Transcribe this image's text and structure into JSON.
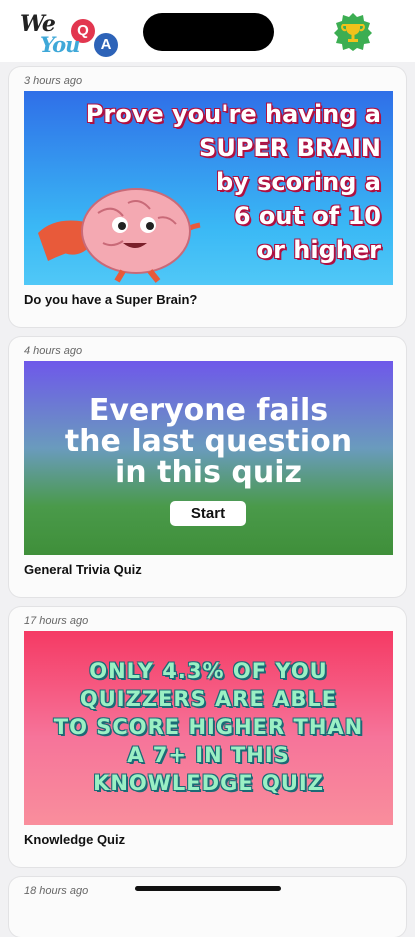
{
  "header": {
    "logo": {
      "we": "We",
      "you": "You",
      "q": "Q",
      "a": "A"
    },
    "trophy_icon": "trophy-icon"
  },
  "colors": {
    "brand_red": "#e2364f",
    "brand_blue": "#2d63b8",
    "trophy_green": "#3cae52"
  },
  "cards": [
    {
      "time": "3 hours ago",
      "title": "Do you have a Super Brain?",
      "thumb_lines": [
        "Prove you're having a",
        "SUPER BRAIN",
        "by scoring a",
        "6 out of 10",
        "or higher"
      ]
    },
    {
      "time": "4 hours ago",
      "title": "General Trivia Quiz",
      "thumb_lines": [
        "Everyone fails",
        "the last question",
        "in this quiz"
      ],
      "start_label": "Start"
    },
    {
      "time": "17 hours ago",
      "title": "Knowledge Quiz",
      "thumb_lines": [
        "ONLY 4.3% OF YOU",
        "QUIZZERS ARE ABLE",
        "TO SCORE HIGHER THAN",
        "A 7+ IN THIS",
        "KNOWLEDGE QUIZ"
      ]
    },
    {
      "time": "18 hours ago"
    }
  ]
}
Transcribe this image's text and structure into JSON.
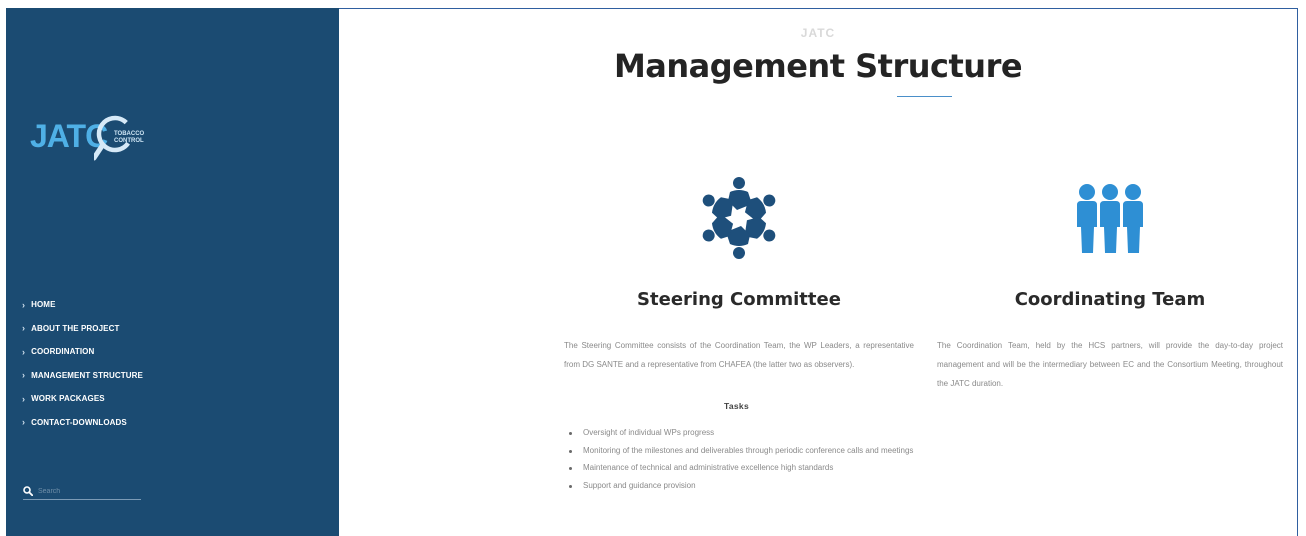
{
  "sidebar": {
    "logo": {
      "text": "JATC",
      "small_lines": [
        "TOBACCO",
        "CONTROL"
      ]
    },
    "nav": [
      "HOME",
      "ABOUT THE PROJECT",
      "COORDINATION",
      "MANAGEMENT STRUCTURE",
      "WORK PACKAGES",
      "CONTACT-DOWNLOADS"
    ],
    "search": {
      "placeholder": "Search"
    }
  },
  "main": {
    "kicker": "JATC",
    "title": "Management Structure",
    "steering": {
      "icon": "circle-of-people-icon",
      "heading": "Steering Committee",
      "text": "The Steering Committee consists of the Coordination Team, the WP Leaders, a representative from DG SANTE and a representative from CHAFEA (the latter two as observers).",
      "tasks_heading": "Tasks",
      "tasks": [
        "Oversight of individual WPs progress",
        "Monitoring of the milestones and deliverables through periodic conference calls and meetings",
        "Maintenance of technical and administrative excellence high standards",
        "Support and guidance provision"
      ]
    },
    "coordinating": {
      "icon": "team-icon",
      "heading": "Coordinating Team",
      "text": "The Coordination Team, held by the HCS partners, will provide the day-to-day project management and will be the intermediary between EC and the Consortium Meeting, throughout the JATC duration."
    }
  },
  "colors": {
    "sidebar": "#1b4b72",
    "logo": "#4fb0e6",
    "steering_icon": "#1e4f7b",
    "team_icon": "#2e8fd4",
    "accent_rule": "#4a8fc9"
  }
}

**To be done:**
Leave the pictures out and reproduce all of the records exactly.

**Result of the exercise:**
Transcribe this image's text and structure into JSON.
{
  "header": {
    "logo": {
      "we": "We",
      "you": "You",
      "q": "Q",
      "a": "A"
    },
    "trophy_icon": "trophy-icon"
  },
  "colors": {
    "brand_red": "#e2364f",
    "brand_blue": "#2d63b8",
    "trophy_green": "#3cae52"
  },
  "cards": [
    {
      "time": "3 hours ago",
      "title": "Do you have a Super Brain?",
      "thumb_lines": [
        "Prove you're having a",
        "SUPER BRAIN",
        "by scoring a",
        "6 out of 10",
        "or higher"
      ]
    },
    {
      "time": "4 hours ago",
      "title": "General Trivia Quiz",
      "thumb_lines": [
        "Everyone fails",
        "the last question",
        "in this quiz"
      ],
      "start_label": "Start"
    },
    {
      "time": "17 hours ago",
      "title": "Knowledge Quiz",
      "thumb_lines": [
        "ONLY 4.3% OF YOU",
        "QUIZZERS ARE ABLE",
        "TO SCORE HIGHER THAN",
        "A 7+ IN THIS",
        "KNOWLEDGE QUIZ"
      ]
    },
    {
      "time": "18 hours ago"
    }
  ]
}
Transcribe this image's text and structure into JSON.
{
  "sidebar": {
    "logo": {
      "text": "JATC",
      "small_lines": [
        "TOBACCO",
        "CONTROL"
      ]
    },
    "nav": [
      "HOME",
      "ABOUT THE PROJECT",
      "COORDINATION",
      "MANAGEMENT STRUCTURE",
      "WORK PACKAGES",
      "CONTACT-DOWNLOADS"
    ],
    "search": {
      "placeholder": "Search"
    }
  },
  "main": {
    "kicker": "JATC",
    "title": "Management Structure",
    "steering": {
      "icon": "circle-of-people-icon",
      "heading": "Steering Committee",
      "text": "The Steering Committee consists of the Coordination Team, the WP Leaders, a representative from DG SANTE and a representative from CHAFEA (the latter two as observers).",
      "tasks_heading": "Tasks",
      "tasks": [
        "Oversight of individual WPs progress",
        "Monitoring of the milestones and deliverables through periodic conference calls and meetings",
        "Maintenance of technical and administrative excellence high standards",
        "Support and guidance provision"
      ]
    },
    "coordinating": {
      "icon": "team-icon",
      "heading": "Coordinating Team",
      "text": "The Coordination Team, held by the HCS partners, will provide the day-to-day project management and will be the intermediary between EC and the Consortium Meeting, throughout the JATC duration."
    }
  },
  "colors": {
    "sidebar": "#1b4b72",
    "logo": "#4fb0e6",
    "steering_icon": "#1e4f7b",
    "team_icon": "#2e8fd4",
    "accent_rule": "#4a8fc9"
  }
}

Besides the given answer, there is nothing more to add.